* _Written request_:
Retype the material below line for line, changing nothing.

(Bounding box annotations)
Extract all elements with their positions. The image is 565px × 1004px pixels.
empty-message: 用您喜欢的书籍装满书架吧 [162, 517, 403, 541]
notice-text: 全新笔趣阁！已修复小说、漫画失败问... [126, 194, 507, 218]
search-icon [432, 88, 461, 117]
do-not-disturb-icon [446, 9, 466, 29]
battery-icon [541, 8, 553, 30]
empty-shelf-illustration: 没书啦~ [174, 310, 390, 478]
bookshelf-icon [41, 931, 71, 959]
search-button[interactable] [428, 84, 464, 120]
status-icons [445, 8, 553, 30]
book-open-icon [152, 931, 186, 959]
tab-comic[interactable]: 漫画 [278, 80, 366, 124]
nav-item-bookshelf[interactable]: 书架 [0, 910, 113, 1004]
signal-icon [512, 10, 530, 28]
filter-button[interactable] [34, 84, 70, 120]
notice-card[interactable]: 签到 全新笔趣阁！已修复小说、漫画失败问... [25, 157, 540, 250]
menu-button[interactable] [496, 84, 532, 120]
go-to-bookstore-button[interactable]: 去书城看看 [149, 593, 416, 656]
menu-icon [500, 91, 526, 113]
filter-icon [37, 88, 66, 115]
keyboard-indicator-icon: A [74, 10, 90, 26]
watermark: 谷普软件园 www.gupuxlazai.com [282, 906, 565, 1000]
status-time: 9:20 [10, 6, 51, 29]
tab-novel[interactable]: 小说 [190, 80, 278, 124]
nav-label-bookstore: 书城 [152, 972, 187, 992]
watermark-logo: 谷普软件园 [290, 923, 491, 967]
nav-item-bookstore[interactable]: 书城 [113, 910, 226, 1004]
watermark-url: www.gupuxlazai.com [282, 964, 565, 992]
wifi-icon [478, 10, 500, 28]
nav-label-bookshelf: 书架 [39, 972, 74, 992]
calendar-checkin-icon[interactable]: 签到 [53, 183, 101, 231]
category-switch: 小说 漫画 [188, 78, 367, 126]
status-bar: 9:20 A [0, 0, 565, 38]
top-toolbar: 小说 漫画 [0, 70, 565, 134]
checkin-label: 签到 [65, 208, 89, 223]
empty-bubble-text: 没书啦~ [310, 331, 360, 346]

* _Result_:
Extract all elements with their positions. The image is 565px × 1004px pixels.
empty-message: 用您喜欢的书籍装满书架吧 [162, 517, 403, 541]
notice-text: 全新笔趣阁！已修复小说、漫画失败问... [126, 194, 507, 218]
search-icon [432, 88, 461, 117]
do-not-disturb-icon [446, 9, 466, 29]
battery-icon [541, 8, 553, 30]
empty-shelf-illustration: 没书啦~ [174, 310, 390, 478]
bookshelf-icon [41, 931, 71, 959]
search-button[interactable] [428, 84, 464, 120]
status-icons [445, 8, 553, 30]
book-open-icon [152, 931, 186, 959]
tab-comic[interactable]: 漫画 [278, 80, 366, 124]
nav-item-bookshelf[interactable]: 书架 [0, 910, 113, 1004]
signal-icon [512, 10, 530, 28]
filter-button[interactable] [34, 84, 70, 120]
notice-card[interactable]: 签到 全新笔趣阁！已修复小说、漫画失败问... [25, 157, 540, 250]
menu-button[interactable] [496, 84, 532, 120]
go-to-bookstore-button[interactable]: 去书城看看 [149, 593, 416, 656]
menu-icon [500, 91, 526, 113]
filter-icon [37, 88, 66, 115]
keyboard-indicator-icon: A [74, 10, 90, 26]
watermark: 谷普软件园 www.gupuxlazai.com [282, 906, 565, 1000]
status-time: 9:20 [10, 6, 51, 29]
tab-novel[interactable]: 小说 [190, 80, 278, 124]
nav-label-bookstore: 书城 [152, 972, 187, 992]
watermark-logo: 谷普软件园 [290, 923, 491, 967]
nav-item-bookstore[interactable]: 书城 [113, 910, 226, 1004]
watermark-url: www.gupuxlazai.com [282, 964, 565, 992]
wifi-icon [478, 10, 500, 28]
nav-label-bookshelf: 书架 [39, 972, 74, 992]
calendar-checkin-icon[interactable]: 签到 [53, 183, 101, 231]
category-switch: 小说 漫画 [188, 78, 367, 126]
status-bar: 9:20 A [0, 0, 565, 38]
top-toolbar: 小说 漫画 [0, 70, 565, 134]
checkin-label: 签到 [65, 208, 89, 223]
empty-bubble-text: 没书啦~ [310, 331, 360, 346]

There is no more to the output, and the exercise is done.